TASK TO COMPLETE
Produce a word-for-word copy of the listing below without its pictures.

DATA ENTRIES
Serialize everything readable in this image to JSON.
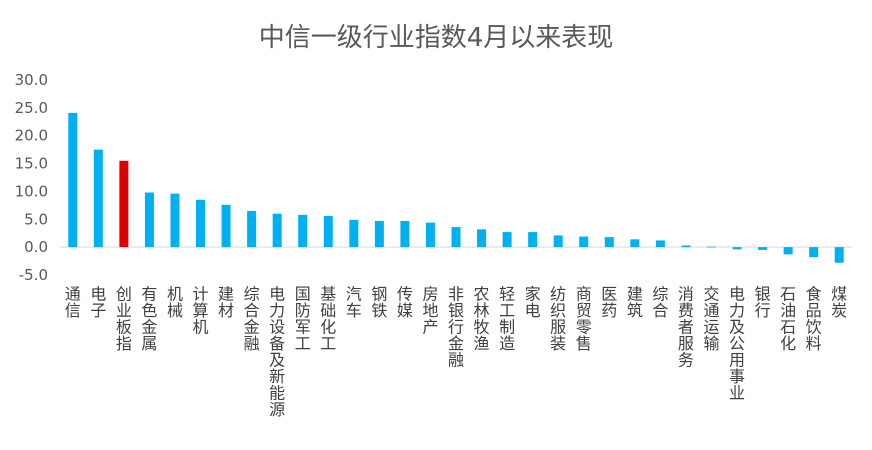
{
  "chart_data": {
    "type": "bar",
    "title": "中信一级行业指数4月以来表现",
    "xlabel": "",
    "ylabel": "",
    "ylim": [
      -5,
      30
    ],
    "yticks": [
      30,
      25,
      20,
      15,
      10,
      5,
      0,
      -5
    ],
    "ytick_labels": [
      "30.0",
      "25.0",
      "20.0",
      "15.0",
      "10.0",
      "5.0",
      "0.0",
      "-5.0"
    ],
    "grid": false,
    "legend": "none",
    "colors": {
      "default": "#00B0F0",
      "highlight": "#E00000",
      "text": "#595959"
    },
    "highlight_category": "创业板指",
    "categories": [
      "通信",
      "电子",
      "创业板指",
      "有色金属",
      "机械",
      "计算机",
      "建材",
      "综合金融",
      "电力设备及新能源",
      "国防军工",
      "基础化工",
      "汽车",
      "钢铁",
      "传媒",
      "房地产",
      "非银行金融",
      "农林牧渔",
      "轻工制造",
      "家电",
      "纺织服装",
      "商贸零售",
      "医药",
      "建筑",
      "综合",
      "消费者服务",
      "交通运输",
      "电力及公用事业",
      "银行",
      "石油石化",
      "食品饮料",
      "煤炭"
    ],
    "values": [
      24.1,
      17.5,
      15.5,
      9.8,
      9.6,
      8.5,
      7.6,
      6.5,
      6.0,
      5.8,
      5.6,
      4.9,
      4.7,
      4.7,
      4.4,
      3.6,
      3.2,
      2.7,
      2.7,
      2.1,
      1.9,
      1.8,
      1.4,
      1.2,
      0.3,
      0.1,
      -0.4,
      -0.5,
      -1.3,
      -1.8,
      -2.8
    ]
  }
}
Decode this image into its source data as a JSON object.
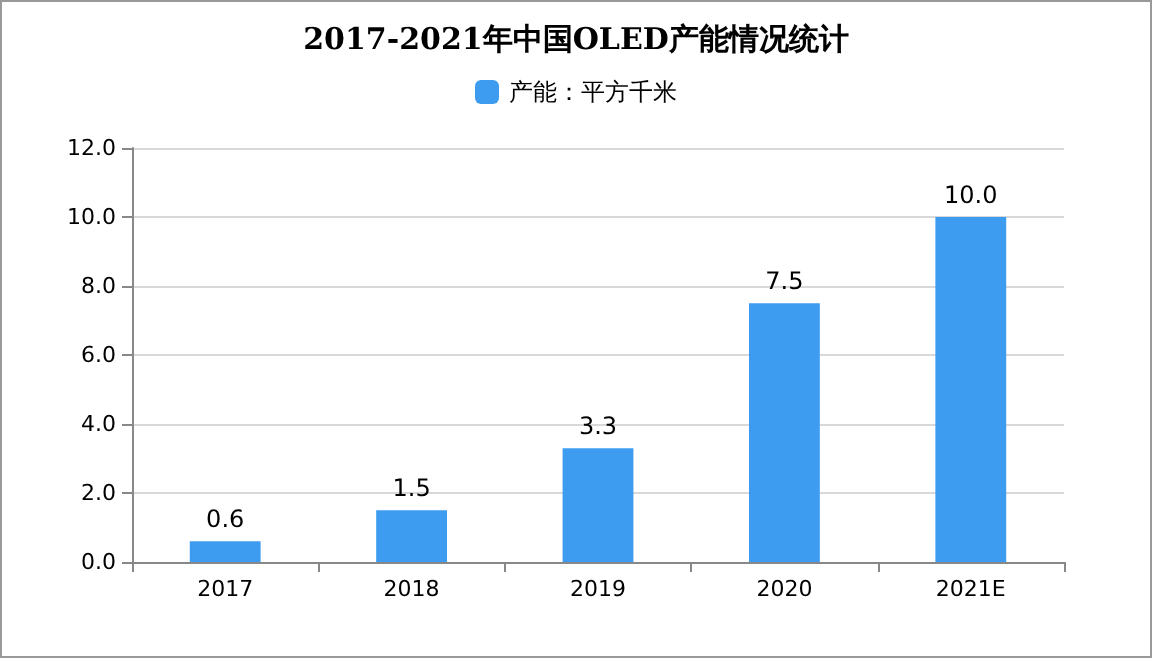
{
  "chart_data": {
    "type": "bar",
    "title": "2017-2021年中国OLED产能情况统计",
    "categories": [
      "2017",
      "2018",
      "2019",
      "2020",
      "2021E"
    ],
    "series": [
      {
        "name": "产能：平方千米",
        "color": "#3d9cf0",
        "values": [
          0.6,
          1.5,
          3.3,
          7.5,
          10.0
        ],
        "value_labels": [
          "0.6",
          "1.5",
          "3.3",
          "7.5",
          "10.0"
        ]
      }
    ],
    "ylim": [
      0,
      12
    ],
    "yticks": [
      {
        "value": 0,
        "label": "0.0"
      },
      {
        "value": 2,
        "label": "2.0"
      },
      {
        "value": 4,
        "label": "4.0"
      },
      {
        "value": 6,
        "label": "6.0"
      },
      {
        "value": 8,
        "label": "8.0"
      },
      {
        "value": 10,
        "label": "10.0"
      },
      {
        "value": 12,
        "label": "12.0"
      }
    ],
    "grid": "y",
    "legend": "top"
  }
}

RESULT OF THE EXERCISE
Serialize everything readable in this image to JSON.
{
  "chart_data": {
    "type": "bar",
    "title": "中信一级行业指数4月以来表现",
    "xlabel": "",
    "ylabel": "",
    "ylim": [
      -5,
      30
    ],
    "yticks": [
      30,
      25,
      20,
      15,
      10,
      5,
      0,
      -5
    ],
    "ytick_labels": [
      "30.0",
      "25.0",
      "20.0",
      "15.0",
      "10.0",
      "5.0",
      "0.0",
      "-5.0"
    ],
    "grid": false,
    "legend": "none",
    "colors": {
      "default": "#00B0F0",
      "highlight": "#E00000",
      "text": "#595959"
    },
    "highlight_category": "创业板指",
    "categories": [
      "通信",
      "电子",
      "创业板指",
      "有色金属",
      "机械",
      "计算机",
      "建材",
      "综合金融",
      "电力设备及新能源",
      "国防军工",
      "基础化工",
      "汽车",
      "钢铁",
      "传媒",
      "房地产",
      "非银行金融",
      "农林牧渔",
      "轻工制造",
      "家电",
      "纺织服装",
      "商贸零售",
      "医药",
      "建筑",
      "综合",
      "消费者服务",
      "交通运输",
      "电力及公用事业",
      "银行",
      "石油石化",
      "食品饮料",
      "煤炭"
    ],
    "values": [
      24.1,
      17.5,
      15.5,
      9.8,
      9.6,
      8.5,
      7.6,
      6.5,
      6.0,
      5.8,
      5.6,
      4.9,
      4.7,
      4.7,
      4.4,
      3.6,
      3.2,
      2.7,
      2.7,
      2.1,
      1.9,
      1.8,
      1.4,
      1.2,
      0.3,
      0.1,
      -0.4,
      -0.5,
      -1.3,
      -1.8,
      -2.8
    ]
  }
}
Decode this image into its source data as a JSON object.
{
  "chart_data": {
    "type": "bar",
    "title": "2017-2021年中国OLED产能情况统计",
    "categories": [
      "2017",
      "2018",
      "2019",
      "2020",
      "2021E"
    ],
    "series": [
      {
        "name": "产能：平方千米",
        "color": "#3d9cf0",
        "values": [
          0.6,
          1.5,
          3.3,
          7.5,
          10.0
        ],
        "value_labels": [
          "0.6",
          "1.5",
          "3.3",
          "7.5",
          "10.0"
        ]
      }
    ],
    "ylim": [
      0,
      12
    ],
    "yticks": [
      {
        "value": 0,
        "label": "0.0"
      },
      {
        "value": 2,
        "label": "2.0"
      },
      {
        "value": 4,
        "label": "4.0"
      },
      {
        "value": 6,
        "label": "6.0"
      },
      {
        "value": 8,
        "label": "8.0"
      },
      {
        "value": 10,
        "label": "10.0"
      },
      {
        "value": 12,
        "label": "12.0"
      }
    ],
    "grid": "y",
    "legend": "top"
  }
}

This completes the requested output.